**Brief:** Extract all of the entries and give them again, word for word.

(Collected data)
----

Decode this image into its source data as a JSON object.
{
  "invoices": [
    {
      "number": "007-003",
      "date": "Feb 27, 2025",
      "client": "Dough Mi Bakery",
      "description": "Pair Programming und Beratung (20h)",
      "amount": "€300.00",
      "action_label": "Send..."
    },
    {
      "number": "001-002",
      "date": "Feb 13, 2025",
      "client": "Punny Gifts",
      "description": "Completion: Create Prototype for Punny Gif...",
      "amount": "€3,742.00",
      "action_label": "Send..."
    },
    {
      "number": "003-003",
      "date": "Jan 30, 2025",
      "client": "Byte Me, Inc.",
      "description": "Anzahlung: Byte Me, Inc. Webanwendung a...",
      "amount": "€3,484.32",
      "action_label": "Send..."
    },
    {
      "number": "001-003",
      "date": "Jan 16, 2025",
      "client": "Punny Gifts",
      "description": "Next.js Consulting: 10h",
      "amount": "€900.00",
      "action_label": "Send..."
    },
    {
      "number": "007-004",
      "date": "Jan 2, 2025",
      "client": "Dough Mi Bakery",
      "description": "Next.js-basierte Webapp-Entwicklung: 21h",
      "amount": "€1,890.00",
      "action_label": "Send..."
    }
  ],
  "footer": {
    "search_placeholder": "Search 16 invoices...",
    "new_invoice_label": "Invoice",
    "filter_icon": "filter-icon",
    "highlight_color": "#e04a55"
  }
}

----

**The reply:**
Decode this image into its source data as a JSON object.
{
  "invoices": [
    {
      "number": "007-003",
      "date": "Feb 27, 2025",
      "client": "Dough Mi Bakery",
      "description": "Pair Programming und Beratung (20h)",
      "amount": "€300.00",
      "action_label": "Send..."
    },
    {
      "number": "001-002",
      "date": "Feb 13, 2025",
      "client": "Punny Gifts",
      "description": "Completion: Create Prototype for Punny Gif...",
      "amount": "€3,742.00",
      "action_label": "Send..."
    },
    {
      "number": "003-003",
      "date": "Jan 30, 2025",
      "client": "Byte Me, Inc.",
      "description": "Anzahlung: Byte Me, Inc. Webanwendung a...",
      "amount": "€3,484.32",
      "action_label": "Send..."
    },
    {
      "number": "001-003",
      "date": "Jan 16, 2025",
      "client": "Punny Gifts",
      "description": "Next.js Consulting: 10h",
      "amount": "€900.00",
      "action_label": "Send..."
    },
    {
      "number": "007-004",
      "date": "Jan 2, 2025",
      "client": "Dough Mi Bakery",
      "description": "Next.js-basierte Webapp-Entwicklung: 21h",
      "amount": "€1,890.00",
      "action_label": "Send..."
    }
  ],
  "footer": {
    "search_placeholder": "Search 16 invoices...",
    "new_invoice_label": "Invoice",
    "filter_icon": "filter-icon",
    "highlight_color": "#e04a55"
  }
}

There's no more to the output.